TASK MATERIAL:
********
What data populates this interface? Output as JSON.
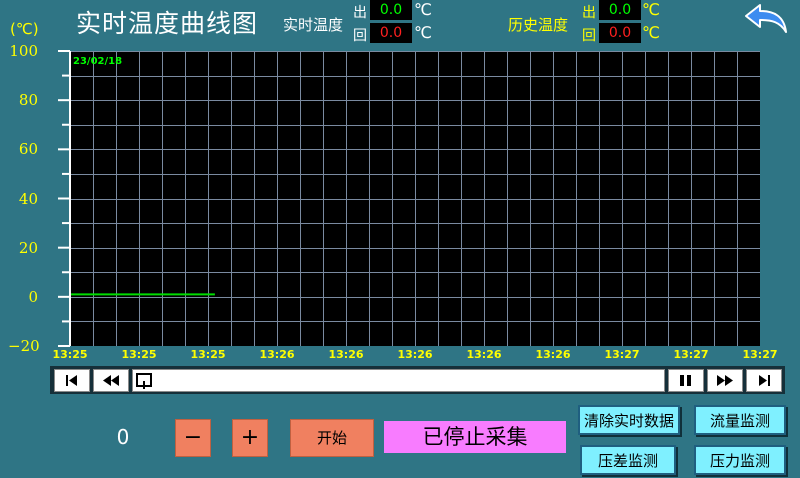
{
  "header": {
    "title": "实时温度曲线图",
    "realtime": {
      "label": "实时温度",
      "out_label": "出",
      "out_value": "0.0",
      "back_label": "回",
      "back_value": "0.0",
      "unit": "℃"
    },
    "history": {
      "label": "历史温度",
      "out_label": "出",
      "out_value": "0.0",
      "back_label": "回",
      "back_value": "0.0",
      "unit": "℃"
    },
    "back_icon": "return-arrow-icon"
  },
  "chart_data": {
    "type": "line",
    "unit_label": "(℃)",
    "date": "23/02/18",
    "ylim": [
      -20,
      100
    ],
    "yticks": [
      "100",
      "80",
      "60",
      "40",
      "20",
      "0",
      "−20"
    ],
    "xticks": [
      "13:25",
      "13:25",
      "13:25",
      "13:26",
      "13:26",
      "13:26",
      "13:26",
      "13:26",
      "13:27",
      "13:27",
      "13:27"
    ],
    "grid": true,
    "series": [
      {
        "x_start_index": 0,
        "x_end_index": 2.1,
        "values": [
          1,
          1
        ],
        "color": "#00dd00"
      }
    ]
  },
  "nav": {
    "first_icon": "skip-to-start-icon",
    "rewind_icon": "rewind-icon",
    "pause_icon": "pause-icon",
    "forward_icon": "fast-forward-icon",
    "last_icon": "skip-to-end-icon"
  },
  "controls": {
    "counter": "0",
    "minus": "−",
    "plus": "+",
    "start": "开始",
    "status": "已停止采集"
  },
  "buttons": {
    "clear": "清除实时数据",
    "flow": "流量监测",
    "pressure_diff": "压差监测",
    "pressure": "压力监测"
  },
  "colors": {
    "background": "#2f7585",
    "accent_yellow": "#ffff00",
    "value_green": "#00ff00",
    "value_red": "#ff2020"
  }
}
********
WHAT THE EXERCISE ASKS: Write out the data precisely as given, excluding the pictures.

PROBLEM SOLUTION:
What data populates this interface? Output as JSON.
{
  "header": {
    "title": "实时温度曲线图",
    "realtime": {
      "label": "实时温度",
      "out_label": "出",
      "out_value": "0.0",
      "back_label": "回",
      "back_value": "0.0",
      "unit": "℃"
    },
    "history": {
      "label": "历史温度",
      "out_label": "出",
      "out_value": "0.0",
      "back_label": "回",
      "back_value": "0.0",
      "unit": "℃"
    },
    "back_icon": "return-arrow-icon"
  },
  "chart_data": {
    "type": "line",
    "unit_label": "(℃)",
    "date": "23/02/18",
    "ylim": [
      -20,
      100
    ],
    "yticks": [
      "100",
      "80",
      "60",
      "40",
      "20",
      "0",
      "−20"
    ],
    "xticks": [
      "13:25",
      "13:25",
      "13:25",
      "13:26",
      "13:26",
      "13:26",
      "13:26",
      "13:26",
      "13:27",
      "13:27",
      "13:27"
    ],
    "grid": true,
    "series": [
      {
        "x_start_index": 0,
        "x_end_index": 2.1,
        "values": [
          1,
          1
        ],
        "color": "#00dd00"
      }
    ]
  },
  "nav": {
    "first_icon": "skip-to-start-icon",
    "rewind_icon": "rewind-icon",
    "pause_icon": "pause-icon",
    "forward_icon": "fast-forward-icon",
    "last_icon": "skip-to-end-icon"
  },
  "controls": {
    "counter": "0",
    "minus": "−",
    "plus": "+",
    "start": "开始",
    "status": "已停止采集"
  },
  "buttons": {
    "clear": "清除实时数据",
    "flow": "流量监测",
    "pressure_diff": "压差监测",
    "pressure": "压力监测"
  },
  "colors": {
    "background": "#2f7585",
    "accent_yellow": "#ffff00",
    "value_green": "#00ff00",
    "value_red": "#ff2020"
  }
}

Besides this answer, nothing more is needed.